• Documento:
....
Ma poi c’è il controcanto. Posto che l’autonomizzazione del capitale denaro in sfera d’affari indipendente (banche, capitale finanziario, assicurazioni, ecc.) è conseguenza, spiega Marx, del fatto che, per consentire al ciclo riproduttivo del capitale sociale di svolgersi senza intoppi,  una data parte del capitale deve sempre essere presente come tesoro, capitale denaro potenziale, in tale veste di capitale possibile “esso diviene merce sui generis, il capitale come capitale diventa merce”. Dopodiché si approda al rovesciamento del rapporto fra capitale industriale e capitale finanziario: “la forna D-D’(…) esprime nel modo più concreto il vero motivo animatore della produzione capitalistica (…) Il processo di produzione appare solo come inevitabile anello intermedio, male necessario allo scopo di far denaro” (16). 


E nel III Libro leggiamo: “nel fatto che persino l'accumulazione dei debiti possa apparire come accumulazione di capitale, si manifesta in forma estrema il capovolgimento che ha luogo nel sistema creditizio” (17). Così l’egemonia “idealtipica” del capitale industriale va a farsi benedire, mentre trova conferma la tesi di Braudel sulla differenza fra il piccolo produttore che si specializza e il capitalista che non si specializza mai, investendo di volta in volta laddove esistono le condizioni per realizzare i profitti più elevati. Insomma: sono state le specifiche condizioni dell’epoca in cui viveva, a indurre Marx a considerare il capitale industriale come forma compiuta, modello ideale realizzato del modo di produzione capitalistico, dopodiché lo sviluppo storico concreto ha falsificato l'analisi fondata sul modello astratto.



Terzo esempio

Nel capitolo XXII del III Libro troviamo un fondamentale passaggio in cui si descrive come il capitale finanziario e i suoi agenti si erigono a rappresentanti del capitale sociale, mentre il singolo capitalista decade a funzionario del suo stesso capitale: “con lo sviluppo della grande industria, il capitale denaro, in quanto si presenta sul mercato, tende sempre più a non essere rappresentato dal singolo capitalista, proprietario di questa o quella frazione del capitale reperibile sul mercato, ma ad intervenire come massa concentrata, organizzata, che soggiace, ben altrimenti dalla produzione reale, al controllo dei banchieri rappresentanti del capitale sociale” (18). 


Ancora più interessante un brano del capitolo XXXVI nel quale Marx scrive che il carattere sociale del capitale è integralmente realizzato solo dal pieno sviluppo del sistema creditizio e bancario, il quale: “mette a disposizione dei capitalisti industriali e commerciali tutto il capitale disponibile e perfino potenziale, non impegnato già attivamente, della società, cosicché né chi presta né chi impiega questo capitale ne è proprietario o produttore” (19), e subito dopo: “Con ciò, esso sopprime il carattere privato del capitale e contiene in sé, ma anche soltanto in sé, la soppressione del capitale stesso”, frase cui segue, nella pagina seguente, un’affermazione ancora più radicale in merito al ruolo (oggettivamente) rivoluzionario del capitale finanziario: “non v’è dubbio che il sistema creditizio servirà da leva potente durante il passaggio dal modo di produzione capitalistico al modo di produzione del lavoro associato”.
....
(Record di impaginazione)
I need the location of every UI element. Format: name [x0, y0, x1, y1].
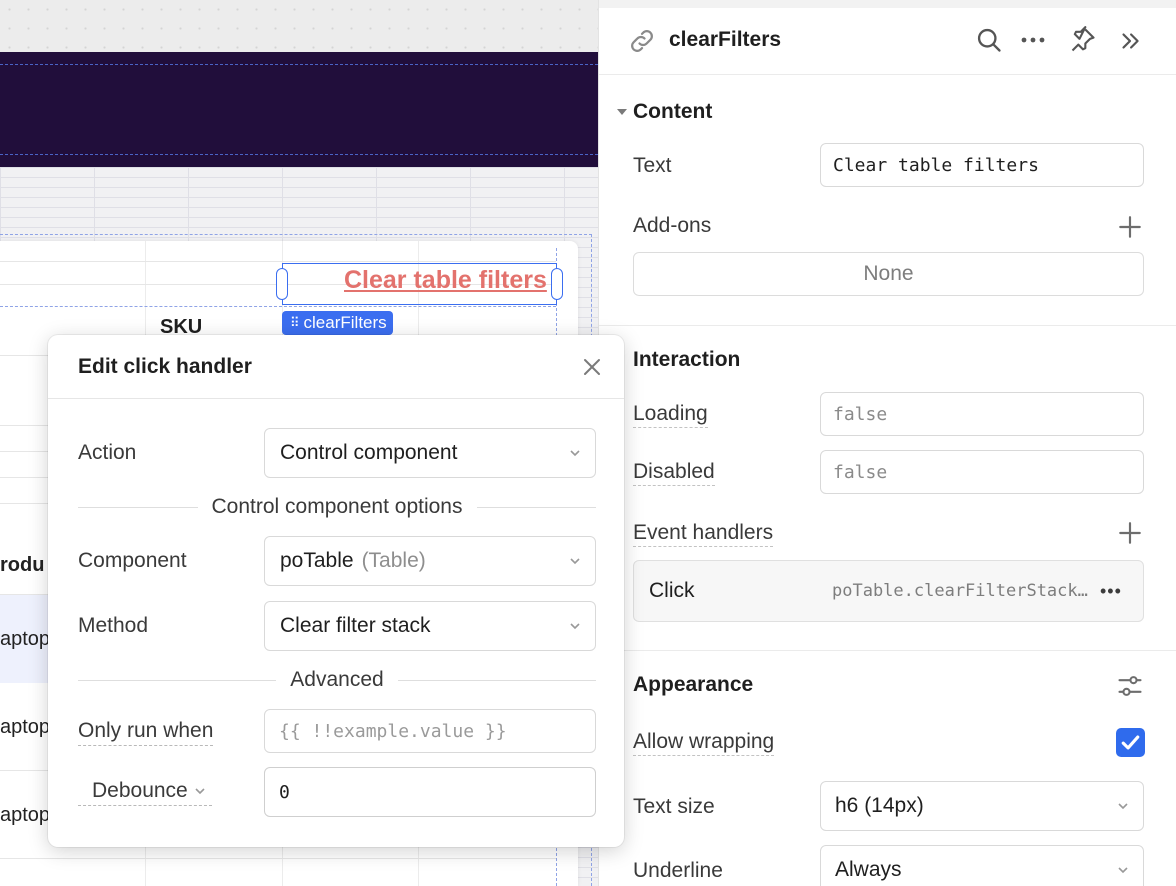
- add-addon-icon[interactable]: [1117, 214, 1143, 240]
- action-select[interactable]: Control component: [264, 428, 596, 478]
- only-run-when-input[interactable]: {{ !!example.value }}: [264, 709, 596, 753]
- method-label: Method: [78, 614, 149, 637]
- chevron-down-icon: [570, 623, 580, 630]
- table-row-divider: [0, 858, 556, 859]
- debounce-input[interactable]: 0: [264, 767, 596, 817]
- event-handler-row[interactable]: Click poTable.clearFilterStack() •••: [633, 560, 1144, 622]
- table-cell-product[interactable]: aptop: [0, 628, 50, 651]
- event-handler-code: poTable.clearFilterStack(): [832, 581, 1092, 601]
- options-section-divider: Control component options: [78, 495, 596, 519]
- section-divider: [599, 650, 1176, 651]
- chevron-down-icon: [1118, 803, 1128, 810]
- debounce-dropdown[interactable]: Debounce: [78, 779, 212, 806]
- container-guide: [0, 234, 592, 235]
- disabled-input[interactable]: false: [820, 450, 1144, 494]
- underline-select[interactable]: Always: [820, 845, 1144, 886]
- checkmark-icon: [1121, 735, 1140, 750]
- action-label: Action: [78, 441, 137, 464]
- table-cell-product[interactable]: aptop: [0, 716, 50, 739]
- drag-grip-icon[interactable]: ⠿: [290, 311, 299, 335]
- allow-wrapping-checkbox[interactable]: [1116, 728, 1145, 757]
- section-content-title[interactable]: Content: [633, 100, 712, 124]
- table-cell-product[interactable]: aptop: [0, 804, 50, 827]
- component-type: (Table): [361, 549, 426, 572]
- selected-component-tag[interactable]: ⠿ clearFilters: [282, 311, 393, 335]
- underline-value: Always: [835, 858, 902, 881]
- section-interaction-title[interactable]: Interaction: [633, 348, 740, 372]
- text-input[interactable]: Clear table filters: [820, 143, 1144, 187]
....
• Compiti da svolgere:
1. Nel documento, in quale capitolo del III Libro si trova il brano in cui Marx collega il carattere sociale del capitale al pieno sviluppo del sistema creditizio e bancario?
2. Per favore, trascrivi dal documento il passo che va da "E nel III Libro" fino a "sul modello astratto." incluso.

• Risultati finali:
1. Nel capitolo XXXVI.

2.
E nel III Libro leggiamo: “nel fatto che persino l'accumulazione dei debiti possa apparire come accumulazione di capitale, si manifesta in forma estrema il capovolgimento che ha luogo nel sistema creditizio” (17). Così l’egemonia “idealtipica” del capitale industriale va a farsi benedire, mentre trova conferma la tesi di Braudel sulla differenza fra il piccolo produttore che si specializza e il capitalista che non si specializza mai, investendo di volta in volta laddove esistono le condizioni per realizzare i profitti più elevati. Insomma: sono state le specifiche condizioni dell’epoca in cui viveva, a indurre Marx a considerare il capitale industriale come forma compiuta, modello ideale realizzato del modo di produzione capitalistico, dopodiché lo sviluppo storico concreto ha falsificato l'analisi fondata sul modello astratto.